--- Recorded information ---
□ □ □ □ □ □ □

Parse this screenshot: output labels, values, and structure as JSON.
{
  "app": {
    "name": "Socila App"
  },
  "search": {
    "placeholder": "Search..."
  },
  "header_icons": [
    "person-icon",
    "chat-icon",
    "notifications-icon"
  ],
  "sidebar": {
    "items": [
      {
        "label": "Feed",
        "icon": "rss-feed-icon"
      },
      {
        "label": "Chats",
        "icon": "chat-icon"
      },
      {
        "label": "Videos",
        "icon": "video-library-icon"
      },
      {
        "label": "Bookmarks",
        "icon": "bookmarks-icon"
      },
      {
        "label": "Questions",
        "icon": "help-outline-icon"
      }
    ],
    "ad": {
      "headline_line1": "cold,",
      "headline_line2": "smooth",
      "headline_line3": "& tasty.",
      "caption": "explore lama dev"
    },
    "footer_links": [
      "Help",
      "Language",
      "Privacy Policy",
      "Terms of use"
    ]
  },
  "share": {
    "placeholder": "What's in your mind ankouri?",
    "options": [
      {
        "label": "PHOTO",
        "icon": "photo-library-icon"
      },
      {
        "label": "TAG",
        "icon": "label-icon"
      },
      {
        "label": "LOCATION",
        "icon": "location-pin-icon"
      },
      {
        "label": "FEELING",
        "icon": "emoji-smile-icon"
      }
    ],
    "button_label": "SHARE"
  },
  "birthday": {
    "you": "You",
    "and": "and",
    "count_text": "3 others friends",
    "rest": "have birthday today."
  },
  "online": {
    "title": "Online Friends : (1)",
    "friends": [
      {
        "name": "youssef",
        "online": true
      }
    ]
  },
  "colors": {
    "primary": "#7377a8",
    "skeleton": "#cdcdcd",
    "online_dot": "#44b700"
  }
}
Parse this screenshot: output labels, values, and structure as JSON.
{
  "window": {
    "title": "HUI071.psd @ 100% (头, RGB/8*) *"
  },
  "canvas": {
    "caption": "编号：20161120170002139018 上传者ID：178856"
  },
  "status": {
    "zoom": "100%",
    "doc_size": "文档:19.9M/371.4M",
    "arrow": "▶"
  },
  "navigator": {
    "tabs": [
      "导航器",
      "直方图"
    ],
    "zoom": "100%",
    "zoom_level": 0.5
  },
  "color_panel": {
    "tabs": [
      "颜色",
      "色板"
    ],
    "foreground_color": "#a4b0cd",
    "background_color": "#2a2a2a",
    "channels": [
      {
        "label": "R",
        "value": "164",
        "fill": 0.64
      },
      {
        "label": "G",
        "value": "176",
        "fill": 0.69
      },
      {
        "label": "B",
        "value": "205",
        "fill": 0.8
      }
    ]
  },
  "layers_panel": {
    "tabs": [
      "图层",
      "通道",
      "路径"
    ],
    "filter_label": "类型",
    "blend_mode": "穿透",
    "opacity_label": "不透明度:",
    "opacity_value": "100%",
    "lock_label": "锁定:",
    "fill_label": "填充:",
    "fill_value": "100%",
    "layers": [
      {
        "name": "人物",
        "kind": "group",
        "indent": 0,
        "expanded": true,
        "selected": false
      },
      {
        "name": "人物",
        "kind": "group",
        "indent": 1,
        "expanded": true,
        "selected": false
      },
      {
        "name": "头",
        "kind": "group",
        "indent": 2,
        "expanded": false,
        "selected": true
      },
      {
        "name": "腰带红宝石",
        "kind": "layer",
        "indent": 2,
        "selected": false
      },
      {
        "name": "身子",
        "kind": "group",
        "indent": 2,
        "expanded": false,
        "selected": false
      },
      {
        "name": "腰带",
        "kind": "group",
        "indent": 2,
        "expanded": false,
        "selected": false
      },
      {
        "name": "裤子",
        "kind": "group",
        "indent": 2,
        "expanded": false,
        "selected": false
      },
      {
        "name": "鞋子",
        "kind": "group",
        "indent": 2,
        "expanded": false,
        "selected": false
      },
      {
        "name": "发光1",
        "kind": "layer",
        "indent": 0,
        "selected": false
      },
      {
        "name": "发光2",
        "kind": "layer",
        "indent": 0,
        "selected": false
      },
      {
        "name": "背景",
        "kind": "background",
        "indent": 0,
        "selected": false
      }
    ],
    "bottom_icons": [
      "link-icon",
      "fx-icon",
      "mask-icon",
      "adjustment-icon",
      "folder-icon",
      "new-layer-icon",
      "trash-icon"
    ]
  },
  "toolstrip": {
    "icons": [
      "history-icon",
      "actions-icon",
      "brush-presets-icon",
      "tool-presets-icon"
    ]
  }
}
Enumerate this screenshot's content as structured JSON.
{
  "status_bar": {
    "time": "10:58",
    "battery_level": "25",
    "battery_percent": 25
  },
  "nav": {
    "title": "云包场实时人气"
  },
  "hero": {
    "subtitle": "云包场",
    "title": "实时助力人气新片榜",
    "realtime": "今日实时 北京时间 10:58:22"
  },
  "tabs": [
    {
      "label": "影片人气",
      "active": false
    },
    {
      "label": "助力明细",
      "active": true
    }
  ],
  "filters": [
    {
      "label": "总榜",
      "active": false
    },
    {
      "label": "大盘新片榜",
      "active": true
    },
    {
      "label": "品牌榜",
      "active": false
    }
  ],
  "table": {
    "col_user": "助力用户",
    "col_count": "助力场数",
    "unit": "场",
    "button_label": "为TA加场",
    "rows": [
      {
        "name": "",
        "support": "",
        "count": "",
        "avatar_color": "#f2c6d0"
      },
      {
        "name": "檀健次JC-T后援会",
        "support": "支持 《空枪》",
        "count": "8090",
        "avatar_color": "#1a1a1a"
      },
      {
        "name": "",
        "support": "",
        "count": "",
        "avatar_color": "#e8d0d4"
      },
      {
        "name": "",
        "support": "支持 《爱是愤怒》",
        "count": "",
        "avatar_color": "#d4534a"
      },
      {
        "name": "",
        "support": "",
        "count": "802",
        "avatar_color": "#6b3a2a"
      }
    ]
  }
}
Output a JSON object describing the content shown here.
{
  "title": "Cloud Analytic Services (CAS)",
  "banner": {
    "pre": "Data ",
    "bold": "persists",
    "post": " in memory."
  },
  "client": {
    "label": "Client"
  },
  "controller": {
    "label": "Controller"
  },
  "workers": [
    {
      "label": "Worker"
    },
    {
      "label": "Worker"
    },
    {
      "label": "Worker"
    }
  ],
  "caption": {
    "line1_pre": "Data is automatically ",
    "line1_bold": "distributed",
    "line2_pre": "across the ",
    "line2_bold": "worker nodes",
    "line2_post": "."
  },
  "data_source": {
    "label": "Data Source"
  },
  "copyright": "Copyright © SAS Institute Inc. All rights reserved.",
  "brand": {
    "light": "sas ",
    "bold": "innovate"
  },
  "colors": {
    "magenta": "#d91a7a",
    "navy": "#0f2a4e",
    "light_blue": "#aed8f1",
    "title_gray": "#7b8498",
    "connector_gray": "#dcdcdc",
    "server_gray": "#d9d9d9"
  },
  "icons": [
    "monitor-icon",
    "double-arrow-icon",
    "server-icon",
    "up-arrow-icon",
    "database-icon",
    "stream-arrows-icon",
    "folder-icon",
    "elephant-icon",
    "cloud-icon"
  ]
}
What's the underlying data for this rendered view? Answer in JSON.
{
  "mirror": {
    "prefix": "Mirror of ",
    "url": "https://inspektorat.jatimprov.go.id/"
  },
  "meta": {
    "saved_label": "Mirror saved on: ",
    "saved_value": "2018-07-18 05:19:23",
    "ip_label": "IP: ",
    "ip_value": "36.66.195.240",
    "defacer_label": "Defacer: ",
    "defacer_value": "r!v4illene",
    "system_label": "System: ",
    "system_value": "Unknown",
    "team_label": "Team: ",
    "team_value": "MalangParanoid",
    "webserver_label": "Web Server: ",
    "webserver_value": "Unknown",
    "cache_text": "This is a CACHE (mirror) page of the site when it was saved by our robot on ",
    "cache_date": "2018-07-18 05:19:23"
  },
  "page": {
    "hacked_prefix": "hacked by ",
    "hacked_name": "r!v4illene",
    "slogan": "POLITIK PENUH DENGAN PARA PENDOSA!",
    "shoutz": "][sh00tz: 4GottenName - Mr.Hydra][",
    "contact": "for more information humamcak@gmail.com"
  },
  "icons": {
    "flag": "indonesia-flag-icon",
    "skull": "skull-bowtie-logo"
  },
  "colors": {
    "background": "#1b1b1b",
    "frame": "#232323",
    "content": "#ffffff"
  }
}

□ □ □ □ □ □ □

--- Given exercise ---
Repeat exactly, and only, the lines of the records above, starting with the line that contains "What's the underlying" and ending with the final line, both included.

--- Response below ---
What's the underlying data for this rendered view? Answer in JSON.
{
  "mirror": {
    "prefix": "Mirror of ",
    "url": "https://inspektorat.jatimprov.go.id/"
  },
  "meta": {
    "saved_label": "Mirror saved on: ",
    "saved_value": "2018-07-18 05:19:23",
    "ip_label": "IP: ",
    "ip_value": "36.66.195.240",
    "defacer_label": "Defacer: ",
    "defacer_value": "r!v4illene",
    "system_label": "System: ",
    "system_value": "Unknown",
    "team_label": "Team: ",
    "team_value": "MalangParanoid",
    "webserver_label": "Web Server: ",
    "webserver_value": "Unknown",
    "cache_text": "This is a CACHE (mirror) page of the site when it was saved by our robot on ",
    "cache_date": "2018-07-18 05:19:23"
  },
  "page": {
    "hacked_prefix": "hacked by ",
    "hacked_name": "r!v4illene",
    "slogan": "POLITIK PENUH DENGAN PARA PENDOSA!",
    "shoutz": "][sh00tz: 4GottenName - Mr.Hydra][",
    "contact": "for more information humamcak@gmail.com"
  },
  "icons": {
    "flag": "indonesia-flag-icon",
    "skull": "skull-bowtie-logo"
  },
  "colors": {
    "background": "#1b1b1b",
    "frame": "#232323",
    "content": "#ffffff"
  }
}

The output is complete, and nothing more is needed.